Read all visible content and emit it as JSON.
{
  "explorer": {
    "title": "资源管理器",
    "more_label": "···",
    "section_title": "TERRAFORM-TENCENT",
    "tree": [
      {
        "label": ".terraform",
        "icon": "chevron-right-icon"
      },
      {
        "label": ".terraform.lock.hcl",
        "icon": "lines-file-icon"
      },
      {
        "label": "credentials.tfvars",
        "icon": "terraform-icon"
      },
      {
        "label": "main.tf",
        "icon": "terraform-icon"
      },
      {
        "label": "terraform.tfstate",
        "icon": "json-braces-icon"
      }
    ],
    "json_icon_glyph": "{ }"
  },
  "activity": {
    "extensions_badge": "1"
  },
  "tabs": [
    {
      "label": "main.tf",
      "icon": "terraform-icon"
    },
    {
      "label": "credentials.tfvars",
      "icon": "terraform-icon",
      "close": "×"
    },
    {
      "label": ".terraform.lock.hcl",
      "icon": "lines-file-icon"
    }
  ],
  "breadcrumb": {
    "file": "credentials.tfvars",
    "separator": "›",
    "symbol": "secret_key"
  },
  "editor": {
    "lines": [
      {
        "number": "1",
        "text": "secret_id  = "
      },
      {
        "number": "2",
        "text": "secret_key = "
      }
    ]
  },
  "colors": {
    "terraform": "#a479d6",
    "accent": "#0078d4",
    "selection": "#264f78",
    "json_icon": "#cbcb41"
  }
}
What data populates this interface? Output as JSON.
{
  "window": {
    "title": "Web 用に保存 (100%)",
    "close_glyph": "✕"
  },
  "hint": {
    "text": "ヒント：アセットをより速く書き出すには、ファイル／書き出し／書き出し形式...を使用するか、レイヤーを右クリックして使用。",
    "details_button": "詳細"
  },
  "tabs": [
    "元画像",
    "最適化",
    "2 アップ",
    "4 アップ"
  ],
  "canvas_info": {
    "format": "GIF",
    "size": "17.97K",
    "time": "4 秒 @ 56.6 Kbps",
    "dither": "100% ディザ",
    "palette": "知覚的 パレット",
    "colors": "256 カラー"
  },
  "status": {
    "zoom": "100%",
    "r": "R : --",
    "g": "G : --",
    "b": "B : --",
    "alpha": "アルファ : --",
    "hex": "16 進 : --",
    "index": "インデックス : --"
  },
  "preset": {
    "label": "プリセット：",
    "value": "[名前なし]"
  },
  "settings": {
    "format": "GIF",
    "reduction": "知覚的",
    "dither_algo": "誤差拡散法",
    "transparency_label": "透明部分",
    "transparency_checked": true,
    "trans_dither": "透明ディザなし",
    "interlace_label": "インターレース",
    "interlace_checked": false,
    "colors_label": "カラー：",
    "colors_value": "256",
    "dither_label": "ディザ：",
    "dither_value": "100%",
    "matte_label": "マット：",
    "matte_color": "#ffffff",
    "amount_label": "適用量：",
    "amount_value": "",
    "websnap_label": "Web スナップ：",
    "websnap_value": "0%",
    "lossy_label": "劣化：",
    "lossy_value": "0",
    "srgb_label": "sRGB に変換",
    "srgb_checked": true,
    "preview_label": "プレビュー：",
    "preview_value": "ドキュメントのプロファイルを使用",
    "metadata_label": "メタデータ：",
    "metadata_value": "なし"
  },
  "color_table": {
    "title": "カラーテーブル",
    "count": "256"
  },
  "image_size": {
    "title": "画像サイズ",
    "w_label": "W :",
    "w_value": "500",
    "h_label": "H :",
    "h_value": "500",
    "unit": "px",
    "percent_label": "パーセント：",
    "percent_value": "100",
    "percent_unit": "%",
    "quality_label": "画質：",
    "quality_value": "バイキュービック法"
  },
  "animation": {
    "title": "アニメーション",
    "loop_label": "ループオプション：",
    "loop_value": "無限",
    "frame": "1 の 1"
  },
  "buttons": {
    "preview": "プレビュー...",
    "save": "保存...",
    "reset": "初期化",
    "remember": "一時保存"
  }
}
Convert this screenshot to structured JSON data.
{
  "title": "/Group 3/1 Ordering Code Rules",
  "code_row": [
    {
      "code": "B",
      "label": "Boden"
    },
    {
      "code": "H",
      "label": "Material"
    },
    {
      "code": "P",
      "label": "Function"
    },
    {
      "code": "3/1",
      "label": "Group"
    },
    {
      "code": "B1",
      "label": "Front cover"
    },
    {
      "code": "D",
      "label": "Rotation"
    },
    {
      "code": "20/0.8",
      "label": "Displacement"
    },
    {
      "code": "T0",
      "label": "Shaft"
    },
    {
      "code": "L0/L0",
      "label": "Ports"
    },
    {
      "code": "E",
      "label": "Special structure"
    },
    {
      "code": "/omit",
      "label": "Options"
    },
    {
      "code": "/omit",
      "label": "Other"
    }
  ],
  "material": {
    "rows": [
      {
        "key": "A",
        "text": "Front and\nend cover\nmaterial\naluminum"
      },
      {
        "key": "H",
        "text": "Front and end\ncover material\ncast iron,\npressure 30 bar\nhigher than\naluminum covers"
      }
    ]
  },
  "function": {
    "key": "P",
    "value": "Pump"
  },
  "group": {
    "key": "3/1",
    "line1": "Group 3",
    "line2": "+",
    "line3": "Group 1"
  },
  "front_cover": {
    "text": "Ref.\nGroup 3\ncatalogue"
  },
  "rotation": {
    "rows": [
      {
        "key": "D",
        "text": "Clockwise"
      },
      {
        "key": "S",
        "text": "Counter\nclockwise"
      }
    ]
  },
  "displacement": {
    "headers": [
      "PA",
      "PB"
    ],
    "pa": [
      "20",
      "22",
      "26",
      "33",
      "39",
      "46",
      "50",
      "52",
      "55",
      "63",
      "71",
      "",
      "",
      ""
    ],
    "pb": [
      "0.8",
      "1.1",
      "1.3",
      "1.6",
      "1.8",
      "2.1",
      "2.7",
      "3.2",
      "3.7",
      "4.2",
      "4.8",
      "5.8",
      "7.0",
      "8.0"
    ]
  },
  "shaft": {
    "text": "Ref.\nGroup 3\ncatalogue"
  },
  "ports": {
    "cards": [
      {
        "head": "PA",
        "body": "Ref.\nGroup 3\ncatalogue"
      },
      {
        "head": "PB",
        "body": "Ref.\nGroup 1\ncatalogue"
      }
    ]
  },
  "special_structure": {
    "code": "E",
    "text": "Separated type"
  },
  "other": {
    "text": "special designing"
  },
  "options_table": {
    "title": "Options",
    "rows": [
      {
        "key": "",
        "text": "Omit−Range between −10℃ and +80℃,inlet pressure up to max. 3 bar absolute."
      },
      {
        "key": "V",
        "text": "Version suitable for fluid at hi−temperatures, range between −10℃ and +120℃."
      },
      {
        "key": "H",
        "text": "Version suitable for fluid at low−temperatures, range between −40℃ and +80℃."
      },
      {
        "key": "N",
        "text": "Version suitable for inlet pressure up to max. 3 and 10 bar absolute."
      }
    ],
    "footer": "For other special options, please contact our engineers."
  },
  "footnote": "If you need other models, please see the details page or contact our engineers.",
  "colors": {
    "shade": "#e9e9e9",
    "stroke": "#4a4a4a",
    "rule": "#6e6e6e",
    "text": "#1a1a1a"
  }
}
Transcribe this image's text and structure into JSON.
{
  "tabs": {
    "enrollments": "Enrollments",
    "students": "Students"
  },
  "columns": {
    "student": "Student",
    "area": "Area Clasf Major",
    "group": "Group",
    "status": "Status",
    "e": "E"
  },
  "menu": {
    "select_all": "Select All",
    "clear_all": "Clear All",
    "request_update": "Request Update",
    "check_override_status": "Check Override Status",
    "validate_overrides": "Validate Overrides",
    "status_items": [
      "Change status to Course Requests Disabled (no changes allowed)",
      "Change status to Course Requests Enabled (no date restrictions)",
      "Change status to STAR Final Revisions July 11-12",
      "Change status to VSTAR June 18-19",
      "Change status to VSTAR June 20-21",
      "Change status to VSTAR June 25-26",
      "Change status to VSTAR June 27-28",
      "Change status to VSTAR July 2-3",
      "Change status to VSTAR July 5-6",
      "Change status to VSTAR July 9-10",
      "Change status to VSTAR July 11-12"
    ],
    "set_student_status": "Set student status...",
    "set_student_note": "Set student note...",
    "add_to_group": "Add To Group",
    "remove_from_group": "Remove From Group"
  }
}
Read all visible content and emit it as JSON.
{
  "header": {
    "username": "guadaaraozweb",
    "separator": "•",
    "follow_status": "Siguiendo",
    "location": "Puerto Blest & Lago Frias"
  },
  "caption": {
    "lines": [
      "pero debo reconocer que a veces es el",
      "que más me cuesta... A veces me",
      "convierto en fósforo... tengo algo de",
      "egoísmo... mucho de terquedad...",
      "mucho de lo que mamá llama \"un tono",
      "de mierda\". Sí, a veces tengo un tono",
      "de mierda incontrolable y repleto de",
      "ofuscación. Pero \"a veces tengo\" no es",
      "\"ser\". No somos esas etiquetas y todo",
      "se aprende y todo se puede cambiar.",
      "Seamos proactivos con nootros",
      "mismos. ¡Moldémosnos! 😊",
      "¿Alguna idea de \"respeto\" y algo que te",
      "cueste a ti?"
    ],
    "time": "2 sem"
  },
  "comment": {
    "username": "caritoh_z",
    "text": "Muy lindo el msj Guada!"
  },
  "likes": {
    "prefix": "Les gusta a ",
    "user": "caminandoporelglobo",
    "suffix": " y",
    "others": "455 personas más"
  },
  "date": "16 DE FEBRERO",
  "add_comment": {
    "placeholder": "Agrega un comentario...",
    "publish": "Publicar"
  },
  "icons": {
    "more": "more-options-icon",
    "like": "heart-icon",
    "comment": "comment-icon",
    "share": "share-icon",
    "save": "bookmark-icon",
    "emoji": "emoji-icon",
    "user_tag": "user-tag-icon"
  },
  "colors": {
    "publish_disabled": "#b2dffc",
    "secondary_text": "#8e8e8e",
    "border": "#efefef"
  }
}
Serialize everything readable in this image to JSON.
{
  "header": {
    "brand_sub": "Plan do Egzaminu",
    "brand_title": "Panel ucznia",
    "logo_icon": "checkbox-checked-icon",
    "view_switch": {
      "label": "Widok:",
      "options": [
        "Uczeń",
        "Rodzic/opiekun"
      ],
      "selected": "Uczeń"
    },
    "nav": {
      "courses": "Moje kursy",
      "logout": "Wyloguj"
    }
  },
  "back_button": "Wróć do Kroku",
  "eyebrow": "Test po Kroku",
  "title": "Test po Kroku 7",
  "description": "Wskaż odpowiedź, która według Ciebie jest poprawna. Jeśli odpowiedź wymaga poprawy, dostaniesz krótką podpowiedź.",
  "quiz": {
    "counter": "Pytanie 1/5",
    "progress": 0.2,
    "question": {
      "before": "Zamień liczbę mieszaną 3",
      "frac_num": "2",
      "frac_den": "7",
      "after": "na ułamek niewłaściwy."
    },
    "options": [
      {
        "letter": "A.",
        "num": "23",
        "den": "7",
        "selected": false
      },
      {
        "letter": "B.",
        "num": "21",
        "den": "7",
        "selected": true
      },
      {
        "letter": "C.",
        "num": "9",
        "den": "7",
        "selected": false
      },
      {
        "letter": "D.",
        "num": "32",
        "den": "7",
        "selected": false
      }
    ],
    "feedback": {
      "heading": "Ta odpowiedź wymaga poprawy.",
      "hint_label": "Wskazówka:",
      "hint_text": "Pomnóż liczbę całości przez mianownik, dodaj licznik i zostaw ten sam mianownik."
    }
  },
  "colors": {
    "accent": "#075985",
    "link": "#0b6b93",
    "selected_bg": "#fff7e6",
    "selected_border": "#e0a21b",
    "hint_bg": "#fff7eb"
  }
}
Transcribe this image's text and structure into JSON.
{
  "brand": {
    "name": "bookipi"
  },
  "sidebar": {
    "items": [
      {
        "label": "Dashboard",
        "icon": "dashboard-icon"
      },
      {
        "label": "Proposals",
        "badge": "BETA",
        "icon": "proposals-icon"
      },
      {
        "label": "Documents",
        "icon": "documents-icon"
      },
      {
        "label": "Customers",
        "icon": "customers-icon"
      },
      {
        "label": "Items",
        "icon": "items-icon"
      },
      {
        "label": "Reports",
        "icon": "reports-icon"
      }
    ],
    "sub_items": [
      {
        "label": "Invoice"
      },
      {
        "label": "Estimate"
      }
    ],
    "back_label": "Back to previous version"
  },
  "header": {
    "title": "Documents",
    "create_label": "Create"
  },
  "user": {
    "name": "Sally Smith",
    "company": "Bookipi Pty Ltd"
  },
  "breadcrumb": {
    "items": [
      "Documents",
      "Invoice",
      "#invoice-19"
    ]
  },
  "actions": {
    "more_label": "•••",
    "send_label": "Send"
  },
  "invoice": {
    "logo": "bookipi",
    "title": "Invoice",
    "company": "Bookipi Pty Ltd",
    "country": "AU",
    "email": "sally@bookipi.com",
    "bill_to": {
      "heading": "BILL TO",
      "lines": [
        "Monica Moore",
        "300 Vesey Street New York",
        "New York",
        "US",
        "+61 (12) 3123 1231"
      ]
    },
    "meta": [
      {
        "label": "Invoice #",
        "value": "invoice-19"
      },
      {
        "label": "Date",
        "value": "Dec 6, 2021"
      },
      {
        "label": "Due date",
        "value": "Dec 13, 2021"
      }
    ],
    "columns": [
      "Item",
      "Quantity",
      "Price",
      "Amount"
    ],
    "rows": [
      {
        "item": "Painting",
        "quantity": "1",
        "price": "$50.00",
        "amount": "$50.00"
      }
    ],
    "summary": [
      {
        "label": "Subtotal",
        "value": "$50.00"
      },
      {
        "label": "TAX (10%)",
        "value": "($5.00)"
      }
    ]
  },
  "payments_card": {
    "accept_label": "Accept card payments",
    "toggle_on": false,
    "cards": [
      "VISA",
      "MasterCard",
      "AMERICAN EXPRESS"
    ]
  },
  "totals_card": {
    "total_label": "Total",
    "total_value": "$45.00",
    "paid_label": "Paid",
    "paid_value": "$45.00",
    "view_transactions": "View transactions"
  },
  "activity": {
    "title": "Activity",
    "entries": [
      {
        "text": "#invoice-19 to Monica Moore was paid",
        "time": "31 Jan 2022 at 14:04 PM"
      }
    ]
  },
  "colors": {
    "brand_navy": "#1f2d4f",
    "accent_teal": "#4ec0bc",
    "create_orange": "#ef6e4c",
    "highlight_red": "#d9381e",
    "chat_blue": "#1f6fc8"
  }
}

**WRITTEN REQUEST:**
Copy each line that contains the word "tengo".

**RIGHT ANSWER:**
      "convierto en fósforo... tengo algo de",
      "de mierda\". Sí, a veces tengo un tono",
      "ofuscación. Pero \"a veces tengo\" no es",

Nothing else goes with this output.